### Available records
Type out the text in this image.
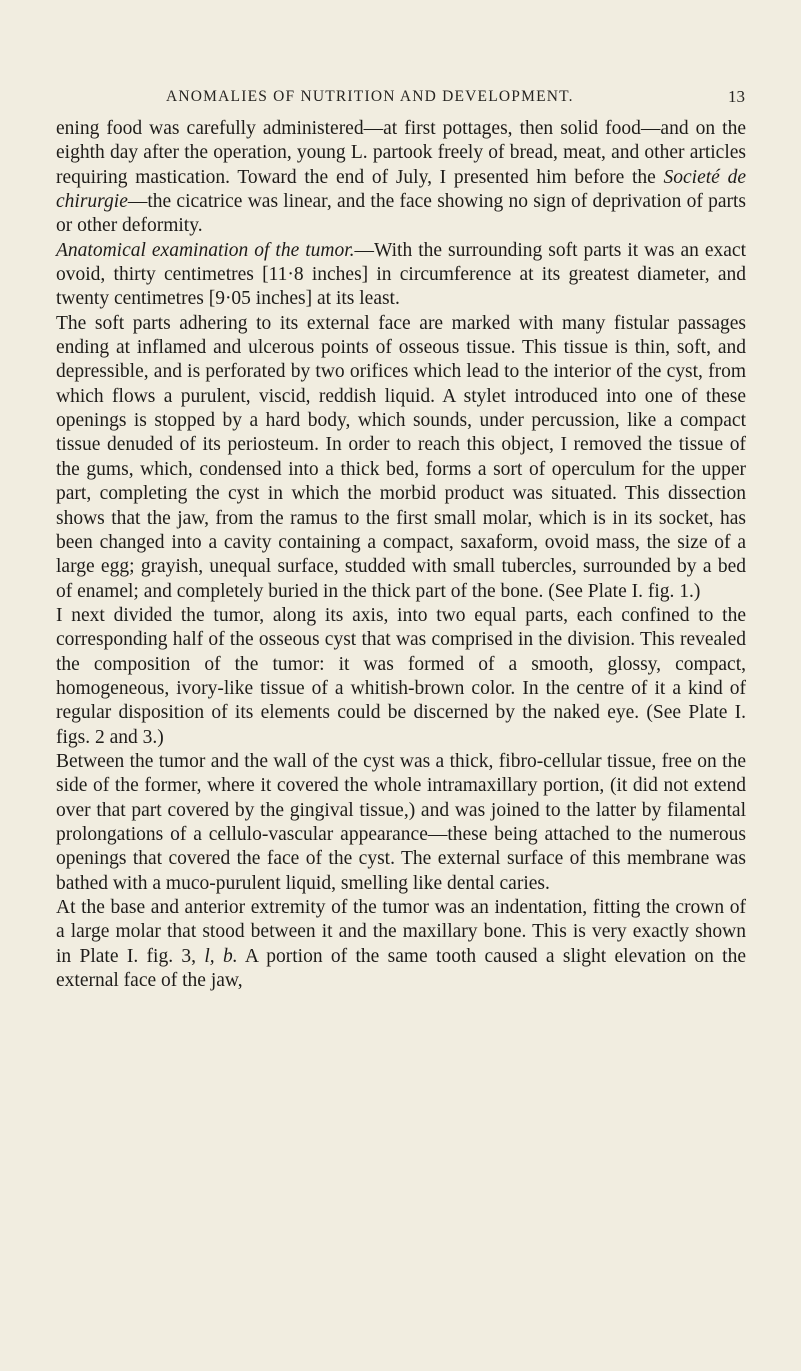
ANOMALIES OF NUTRITION AND DEVELOPMENT.	13

ening food was carefully administered—at first pottages, then solid food—and on the eighth day after the operation, young L. partook freely of bread, meat, and other articles requiring mastication. Toward the end of July, I presented him before the Societé de chirurgie—the cicatrice was linear, and the face showing no sign of deprivation of parts or other deformity.

Anatomical examination of the tumor.—With the surrounding soft parts it was an exact ovoid, thirty centimetres [11·8 inches] in circumference at its greatest diameter, and twenty centimetres [9·05 inches] at its least.

The soft parts adhering to its external face are marked with many fistular passages ending at inflamed and ulcerous points of osseous tissue. This tissue is thin, soft, and depressible, and is perforated by two orifices which lead to the interior of the cyst, from which flows a purulent, viscid, reddish liquid. A stylet introduced into one of these openings is stopped by a hard body, which sounds, under percussion, like a compact tissue denuded of its periosteum. In order to reach this object, I removed the tissue of the gums, which, condensed into a thick bed, forms a sort of operculum for the upper part, completing the cyst in which the morbid product was situated. This dissection shows that the jaw, from the ramus to the first small molar, which is in its socket, has been changed into a cavity containing a compact, saxaform, ovoid mass, the size of a large egg; grayish, unequal surface, studded with small tubercles, surrounded by a bed of enamel; and completely buried in the thick part of the bone. (See Plate I. fig. 1.)

I next divided the tumor, along its axis, into two equal parts, each confined to the corresponding half of the osseous cyst that was comprised in the division. This revealed the composition of the tumor: it was formed of a smooth, glossy, compact, homogeneous, ivory-like tissue of a whitish-brown color. In the centre of it a kind of regular disposition of its elements could be discerned by the naked eye. (See Plate I. figs. 2 and 3.)

Between the tumor and the wall of the cyst was a thick, fibro-cellular tissue, free on the side of the former, where it covered the whole intramaxillary portion, (it did not extend over that part covered by the gingival tissue,) and was joined to the latter by filamental prolongations of a cellulo-vascular appearance—these being attached to the numerous openings that covered the face of the cyst. The external surface of this membrane was bathed with a muco-purulent liquid, smelling like dental caries.

At the base and anterior extremity of the tumor was an indentation, fitting the crown of a large molar that stood between it and the maxillary bone. This is very exactly shown in Plate I. fig. 3, l, b. A portion of the same tooth caused a slight elevation on the external face of the jaw,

### The problem
List every line above that contains the word "large".

### Reply
The soft parts adhering to its external face are marked with many fistular passages ending at inflamed and ulcerous points of osseous tissue. This tissue is thin, soft, and depressible, and is perforated by two orifices which lead to the interior of the cyst, from which flows a purulent, viscid, reddish liquid. A stylet introduced into one of these openings is stopped by a hard body, which sounds, under percussion, like a compact tissue denuded of its periosteum. In order to reach this object, I removed the tissue of the gums, which, condensed into a thick bed, forms a sort of operculum for the upper part, completing the cyst in which the morbid product was situated. This dissection shows that the jaw, from the ramus to the first small molar, which is in its socket, has been changed into a cavity containing a compact, saxaform, ovoid mass, the size of a large egg; grayish, unequal surface, studded with small tubercles, surrounded by a bed of enamel; and completely buried in the thick part of the bone. (See Plate I. fig. 1.)
At the base and anterior extremity of the tumor was an indentation, fitting the crown of a large molar that stood between it and the maxillary bone. This is very exactly shown in Plate I. fig. 3, l, b. A portion of the same tooth caused a slight elevation on the external face of the jaw,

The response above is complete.